# PROBLEM SET
[1] List every key in the tuple that the post on Python's dict.fromkeys() defines as keys.
[2] Copy the passage of the post on Python's dict.fromkeys() between "But Nope! You" and "print id(k)", inclusive.

# PASSAGE

Wednesday, May 7, 2014

Python dict.fromkeys() magic

I just got some magic from python and what to share with the world.
Imagine we have some python code:
keys = ("T1", "T2", "T3")
td = dict.fromkeys(keys, [])
print td
{'T2': [], 'T3': [], 'T1': []}

Ok. Now lets try to populate new dictionary with some data:

for i in range(0,5):
 for v in td.itervalues():
  v.append(1)
print td

I think you are expecting to get something like:
{'T2': [1, 1, 1, 1, 1], 'T3': [1, 1, 1, 1, 1], 'T1': [1, 1, 1, 1, 1]}

But Nope! You will see this one:
{'T2': [1, 1, 1, 1, 1, 1, 1, 1, 1, 1, 1, 1, 1, 1, 1], 'T3': [1, 1, 1, 1, 1, 1, 1, 1, 1, 1, 1, 1, 1, 1, 1], 'T1': [1, 1, 1, 1, 1, 1, 1, 1, 1, 1, 1, 1, 1, 1, 1]}

The magic comes from fromkeys() function. It seems the function links all dictionary keys to one list object. Lets check it:

for k in td.itervalues():
 print id(k)
140567008377312
140567008377312
140567008377312

Yes, it's true! So be carefully with fromkeys() or use something like:
td = dict((k, []) for k in keys)

P.S.
Thanks to Alexey Gusev for this case.
And yes, when we have understood the problem I easily found this discussion on stackoverflow.

Document layout detection data:
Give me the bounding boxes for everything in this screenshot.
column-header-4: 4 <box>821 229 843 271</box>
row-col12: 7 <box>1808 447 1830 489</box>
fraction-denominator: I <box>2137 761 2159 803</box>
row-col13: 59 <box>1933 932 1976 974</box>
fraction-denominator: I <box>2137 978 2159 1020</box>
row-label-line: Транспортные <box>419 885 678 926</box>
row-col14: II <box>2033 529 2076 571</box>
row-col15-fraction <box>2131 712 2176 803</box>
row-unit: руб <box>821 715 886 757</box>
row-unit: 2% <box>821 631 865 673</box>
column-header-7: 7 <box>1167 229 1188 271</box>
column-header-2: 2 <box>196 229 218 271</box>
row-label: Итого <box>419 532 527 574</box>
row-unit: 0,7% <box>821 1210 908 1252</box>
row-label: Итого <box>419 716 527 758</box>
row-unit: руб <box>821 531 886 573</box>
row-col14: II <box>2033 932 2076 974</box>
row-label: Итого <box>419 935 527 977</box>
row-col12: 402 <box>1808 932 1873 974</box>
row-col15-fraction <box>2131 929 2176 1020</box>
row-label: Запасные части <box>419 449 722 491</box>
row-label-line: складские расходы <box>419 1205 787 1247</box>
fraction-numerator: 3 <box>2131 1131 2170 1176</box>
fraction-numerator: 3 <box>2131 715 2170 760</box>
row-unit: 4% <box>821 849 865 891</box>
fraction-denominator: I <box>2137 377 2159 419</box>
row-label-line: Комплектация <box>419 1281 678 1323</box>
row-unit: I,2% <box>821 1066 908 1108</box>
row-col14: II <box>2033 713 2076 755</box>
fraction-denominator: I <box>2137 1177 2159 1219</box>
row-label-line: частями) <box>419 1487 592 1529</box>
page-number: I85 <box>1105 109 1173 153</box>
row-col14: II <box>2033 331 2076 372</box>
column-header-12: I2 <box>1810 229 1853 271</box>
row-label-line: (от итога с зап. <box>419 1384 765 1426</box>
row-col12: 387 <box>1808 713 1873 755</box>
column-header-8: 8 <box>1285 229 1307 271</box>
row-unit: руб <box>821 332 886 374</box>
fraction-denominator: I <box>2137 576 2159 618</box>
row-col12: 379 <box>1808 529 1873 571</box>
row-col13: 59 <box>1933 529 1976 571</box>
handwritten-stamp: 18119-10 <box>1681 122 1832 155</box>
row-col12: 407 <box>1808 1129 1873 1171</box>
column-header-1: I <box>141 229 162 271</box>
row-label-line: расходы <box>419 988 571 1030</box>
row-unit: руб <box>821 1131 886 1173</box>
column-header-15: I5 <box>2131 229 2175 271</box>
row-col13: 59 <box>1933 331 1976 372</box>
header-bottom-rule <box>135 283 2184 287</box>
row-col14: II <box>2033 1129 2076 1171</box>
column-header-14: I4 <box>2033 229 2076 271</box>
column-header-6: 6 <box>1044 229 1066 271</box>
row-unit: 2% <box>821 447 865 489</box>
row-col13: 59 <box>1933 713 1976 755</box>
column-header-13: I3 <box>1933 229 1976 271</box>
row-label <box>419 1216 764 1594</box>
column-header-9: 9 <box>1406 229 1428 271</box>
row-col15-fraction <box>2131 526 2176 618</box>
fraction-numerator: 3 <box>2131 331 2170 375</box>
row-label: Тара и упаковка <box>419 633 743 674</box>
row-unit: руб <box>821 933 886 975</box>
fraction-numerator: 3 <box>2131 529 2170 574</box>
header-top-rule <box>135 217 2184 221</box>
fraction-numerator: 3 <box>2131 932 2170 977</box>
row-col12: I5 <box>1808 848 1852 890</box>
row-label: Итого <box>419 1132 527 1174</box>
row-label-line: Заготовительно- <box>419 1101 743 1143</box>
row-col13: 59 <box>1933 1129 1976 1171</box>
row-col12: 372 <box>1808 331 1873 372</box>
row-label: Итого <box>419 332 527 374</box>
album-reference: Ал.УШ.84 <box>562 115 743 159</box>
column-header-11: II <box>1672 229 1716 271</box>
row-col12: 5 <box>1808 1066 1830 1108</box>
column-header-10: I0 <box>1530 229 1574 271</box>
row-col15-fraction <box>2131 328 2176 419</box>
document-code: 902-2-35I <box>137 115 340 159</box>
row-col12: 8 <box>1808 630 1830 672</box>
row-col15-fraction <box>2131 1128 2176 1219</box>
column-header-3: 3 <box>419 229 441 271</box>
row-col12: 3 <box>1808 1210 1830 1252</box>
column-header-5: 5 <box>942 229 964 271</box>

# RESULTS FOR THE EXERCISE
[1] "T1", "T2", "T3"

[2]
But Nope! You will see this one:
{'T2': [1, 1, 1, 1, 1, 1, 1, 1, 1, 1, 1, 1, 1, 1, 1], 'T3': [1, 1, 1, 1, 1, 1, 1, 1, 1, 1, 1, 1, 1, 1, 1], 'T1': [1, 1, 1, 1, 1, 1, 1, 1, 1, 1, 1, 1, 1, 1, 1]}

The magic comes from fromkeys() function. It seems the function links all dictionary keys to one list object. Lets check it:

for k in td.itervalues():
 print id(k)